Dataset rows
============================================================

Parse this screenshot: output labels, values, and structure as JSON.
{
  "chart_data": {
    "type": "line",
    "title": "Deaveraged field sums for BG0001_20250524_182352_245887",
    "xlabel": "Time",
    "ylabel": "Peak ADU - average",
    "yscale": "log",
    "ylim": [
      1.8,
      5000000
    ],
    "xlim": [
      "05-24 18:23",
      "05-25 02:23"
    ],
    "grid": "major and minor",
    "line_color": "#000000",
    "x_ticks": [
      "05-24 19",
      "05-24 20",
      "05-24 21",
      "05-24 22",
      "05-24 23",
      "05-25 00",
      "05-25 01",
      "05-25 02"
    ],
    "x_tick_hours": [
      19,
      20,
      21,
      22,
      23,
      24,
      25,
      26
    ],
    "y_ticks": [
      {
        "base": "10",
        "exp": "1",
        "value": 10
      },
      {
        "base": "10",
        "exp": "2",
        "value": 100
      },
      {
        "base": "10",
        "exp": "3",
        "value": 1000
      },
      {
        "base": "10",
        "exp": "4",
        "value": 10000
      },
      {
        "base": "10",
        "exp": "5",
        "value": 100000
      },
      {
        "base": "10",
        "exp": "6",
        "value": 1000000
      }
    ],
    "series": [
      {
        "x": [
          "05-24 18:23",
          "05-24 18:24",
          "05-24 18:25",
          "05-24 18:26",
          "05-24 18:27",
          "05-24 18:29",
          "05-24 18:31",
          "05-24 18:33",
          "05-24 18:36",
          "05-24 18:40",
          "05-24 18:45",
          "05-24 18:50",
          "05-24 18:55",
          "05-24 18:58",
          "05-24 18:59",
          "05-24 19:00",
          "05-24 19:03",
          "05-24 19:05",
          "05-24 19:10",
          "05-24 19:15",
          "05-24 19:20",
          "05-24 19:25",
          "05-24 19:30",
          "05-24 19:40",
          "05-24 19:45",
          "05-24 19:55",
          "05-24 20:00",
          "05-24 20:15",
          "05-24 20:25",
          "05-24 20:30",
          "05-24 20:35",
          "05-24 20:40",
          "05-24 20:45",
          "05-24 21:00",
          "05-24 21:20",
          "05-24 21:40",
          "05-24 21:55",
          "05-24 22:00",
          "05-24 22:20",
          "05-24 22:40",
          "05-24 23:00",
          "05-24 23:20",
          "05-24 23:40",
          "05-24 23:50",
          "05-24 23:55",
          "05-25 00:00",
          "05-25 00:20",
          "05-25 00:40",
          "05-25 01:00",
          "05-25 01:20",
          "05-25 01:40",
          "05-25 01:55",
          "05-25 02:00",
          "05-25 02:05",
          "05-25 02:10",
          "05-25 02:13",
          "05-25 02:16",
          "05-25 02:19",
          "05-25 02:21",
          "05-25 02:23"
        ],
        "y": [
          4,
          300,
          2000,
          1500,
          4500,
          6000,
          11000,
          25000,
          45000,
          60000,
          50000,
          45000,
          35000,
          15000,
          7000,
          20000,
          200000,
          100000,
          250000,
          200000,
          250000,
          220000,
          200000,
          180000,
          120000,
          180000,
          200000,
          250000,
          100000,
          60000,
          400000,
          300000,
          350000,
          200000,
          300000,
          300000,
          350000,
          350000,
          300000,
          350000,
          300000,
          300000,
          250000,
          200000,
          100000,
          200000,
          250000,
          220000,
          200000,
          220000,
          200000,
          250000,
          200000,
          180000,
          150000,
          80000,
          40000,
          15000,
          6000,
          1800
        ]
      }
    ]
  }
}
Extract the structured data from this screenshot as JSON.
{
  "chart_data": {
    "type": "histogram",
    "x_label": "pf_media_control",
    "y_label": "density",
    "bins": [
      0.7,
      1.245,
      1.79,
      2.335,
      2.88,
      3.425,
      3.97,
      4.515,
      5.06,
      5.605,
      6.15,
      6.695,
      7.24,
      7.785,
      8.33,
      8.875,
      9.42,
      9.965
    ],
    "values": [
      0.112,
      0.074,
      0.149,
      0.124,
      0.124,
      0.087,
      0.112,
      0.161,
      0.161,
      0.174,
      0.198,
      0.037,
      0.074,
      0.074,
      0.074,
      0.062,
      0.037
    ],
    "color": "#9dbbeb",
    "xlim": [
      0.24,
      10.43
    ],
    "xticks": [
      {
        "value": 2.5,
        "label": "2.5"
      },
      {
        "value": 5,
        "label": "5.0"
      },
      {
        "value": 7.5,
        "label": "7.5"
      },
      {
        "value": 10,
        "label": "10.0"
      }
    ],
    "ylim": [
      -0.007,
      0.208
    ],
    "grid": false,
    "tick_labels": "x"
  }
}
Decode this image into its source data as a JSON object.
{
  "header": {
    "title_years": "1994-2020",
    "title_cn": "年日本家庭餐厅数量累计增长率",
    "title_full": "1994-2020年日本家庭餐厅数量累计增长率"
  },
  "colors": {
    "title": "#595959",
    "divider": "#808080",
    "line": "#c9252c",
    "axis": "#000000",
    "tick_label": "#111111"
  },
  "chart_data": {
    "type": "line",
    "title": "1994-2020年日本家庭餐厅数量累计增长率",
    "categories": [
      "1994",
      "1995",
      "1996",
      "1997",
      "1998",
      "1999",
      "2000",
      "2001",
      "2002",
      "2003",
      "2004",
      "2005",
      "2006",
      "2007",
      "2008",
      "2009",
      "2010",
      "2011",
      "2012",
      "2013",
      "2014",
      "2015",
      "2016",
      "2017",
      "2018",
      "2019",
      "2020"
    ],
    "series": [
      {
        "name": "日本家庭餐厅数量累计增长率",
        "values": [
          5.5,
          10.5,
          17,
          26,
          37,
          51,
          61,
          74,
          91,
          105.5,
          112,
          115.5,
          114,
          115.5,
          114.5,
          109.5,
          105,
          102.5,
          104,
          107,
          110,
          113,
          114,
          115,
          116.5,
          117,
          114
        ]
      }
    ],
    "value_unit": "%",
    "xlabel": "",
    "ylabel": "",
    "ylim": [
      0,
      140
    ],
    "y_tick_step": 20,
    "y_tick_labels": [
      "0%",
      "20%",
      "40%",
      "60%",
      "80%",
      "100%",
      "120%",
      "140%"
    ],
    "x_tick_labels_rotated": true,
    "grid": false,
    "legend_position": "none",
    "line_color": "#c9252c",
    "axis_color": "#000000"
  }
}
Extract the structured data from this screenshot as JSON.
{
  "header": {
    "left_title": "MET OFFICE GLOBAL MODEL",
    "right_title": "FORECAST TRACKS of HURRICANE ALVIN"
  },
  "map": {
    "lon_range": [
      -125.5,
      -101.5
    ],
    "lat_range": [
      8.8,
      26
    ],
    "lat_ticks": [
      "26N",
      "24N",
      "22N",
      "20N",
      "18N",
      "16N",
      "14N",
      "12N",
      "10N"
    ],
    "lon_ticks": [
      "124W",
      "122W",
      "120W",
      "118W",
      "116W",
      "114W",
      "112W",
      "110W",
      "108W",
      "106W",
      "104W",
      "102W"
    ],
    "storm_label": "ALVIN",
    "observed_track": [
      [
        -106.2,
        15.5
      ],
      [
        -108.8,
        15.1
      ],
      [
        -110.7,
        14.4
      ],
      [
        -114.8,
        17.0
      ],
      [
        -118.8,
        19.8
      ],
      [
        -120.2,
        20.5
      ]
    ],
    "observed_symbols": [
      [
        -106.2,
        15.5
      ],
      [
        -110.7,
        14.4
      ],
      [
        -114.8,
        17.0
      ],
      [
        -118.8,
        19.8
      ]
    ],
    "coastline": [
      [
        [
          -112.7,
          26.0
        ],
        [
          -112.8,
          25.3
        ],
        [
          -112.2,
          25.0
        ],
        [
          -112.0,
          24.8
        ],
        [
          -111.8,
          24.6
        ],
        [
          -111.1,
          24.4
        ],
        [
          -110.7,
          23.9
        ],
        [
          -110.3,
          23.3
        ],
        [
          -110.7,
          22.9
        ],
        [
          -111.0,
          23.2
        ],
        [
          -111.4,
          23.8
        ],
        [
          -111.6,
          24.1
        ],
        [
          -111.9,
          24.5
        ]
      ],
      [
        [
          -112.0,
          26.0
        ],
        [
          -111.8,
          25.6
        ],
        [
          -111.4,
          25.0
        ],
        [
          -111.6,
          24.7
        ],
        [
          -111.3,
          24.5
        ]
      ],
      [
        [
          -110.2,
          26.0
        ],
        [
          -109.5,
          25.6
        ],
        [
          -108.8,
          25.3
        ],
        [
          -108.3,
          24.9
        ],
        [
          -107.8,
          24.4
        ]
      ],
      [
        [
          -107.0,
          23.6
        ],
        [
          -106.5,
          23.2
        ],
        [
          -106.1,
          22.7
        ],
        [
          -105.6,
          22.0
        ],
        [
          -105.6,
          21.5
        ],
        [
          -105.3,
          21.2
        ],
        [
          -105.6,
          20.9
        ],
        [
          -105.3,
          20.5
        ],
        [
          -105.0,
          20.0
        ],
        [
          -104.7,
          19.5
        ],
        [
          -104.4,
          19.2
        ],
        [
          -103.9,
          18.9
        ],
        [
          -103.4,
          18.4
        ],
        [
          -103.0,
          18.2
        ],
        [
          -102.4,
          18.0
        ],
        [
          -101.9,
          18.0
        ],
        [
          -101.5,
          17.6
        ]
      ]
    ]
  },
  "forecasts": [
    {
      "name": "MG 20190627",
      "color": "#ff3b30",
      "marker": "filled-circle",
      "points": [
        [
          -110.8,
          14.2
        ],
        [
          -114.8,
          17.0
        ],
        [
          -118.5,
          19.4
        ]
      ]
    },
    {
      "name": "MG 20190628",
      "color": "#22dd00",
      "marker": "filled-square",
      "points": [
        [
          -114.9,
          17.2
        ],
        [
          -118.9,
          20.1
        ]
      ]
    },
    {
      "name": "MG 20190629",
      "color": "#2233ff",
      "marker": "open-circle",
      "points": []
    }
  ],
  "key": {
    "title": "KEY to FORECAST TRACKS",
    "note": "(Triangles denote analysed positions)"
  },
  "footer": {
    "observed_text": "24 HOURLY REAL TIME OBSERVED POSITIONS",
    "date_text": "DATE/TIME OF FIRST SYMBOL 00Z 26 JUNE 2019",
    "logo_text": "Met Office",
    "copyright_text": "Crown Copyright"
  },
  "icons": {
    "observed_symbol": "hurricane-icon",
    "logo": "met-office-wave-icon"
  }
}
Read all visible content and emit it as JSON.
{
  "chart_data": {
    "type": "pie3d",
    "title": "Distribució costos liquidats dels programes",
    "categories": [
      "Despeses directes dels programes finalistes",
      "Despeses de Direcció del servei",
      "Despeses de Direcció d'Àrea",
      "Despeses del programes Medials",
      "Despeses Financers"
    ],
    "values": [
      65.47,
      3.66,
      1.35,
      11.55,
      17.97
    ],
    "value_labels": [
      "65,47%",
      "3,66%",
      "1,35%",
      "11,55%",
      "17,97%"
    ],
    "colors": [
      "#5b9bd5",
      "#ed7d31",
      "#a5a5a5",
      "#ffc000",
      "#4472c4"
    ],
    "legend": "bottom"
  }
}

============================================================

## Short exercise
Repeat, without changes, every line from the one that contains "Read all visible content and emit it as JSON." through the final line of the data.

## Answer to the problem
Read all visible content and emit it as JSON.
{
  "chart_data": {
    "type": "pie3d",
    "title": "Distribució costos liquidats dels programes",
    "categories": [
      "Despeses directes dels programes finalistes",
      "Despeses de Direcció del servei",
      "Despeses de Direcció d'Àrea",
      "Despeses del programes Medials",
      "Despeses Financers"
    ],
    "values": [
      65.47,
      3.66,
      1.35,
      11.55,
      17.97
    ],
    "value_labels": [
      "65,47%",
      "3,66%",
      "1,35%",
      "11,55%",
      "17,97%"
    ],
    "colors": [
      "#5b9bd5",
      "#ed7d31",
      "#a5a5a5",
      "#ffc000",
      "#4472c4"
    ],
    "legend": "bottom"
  }
}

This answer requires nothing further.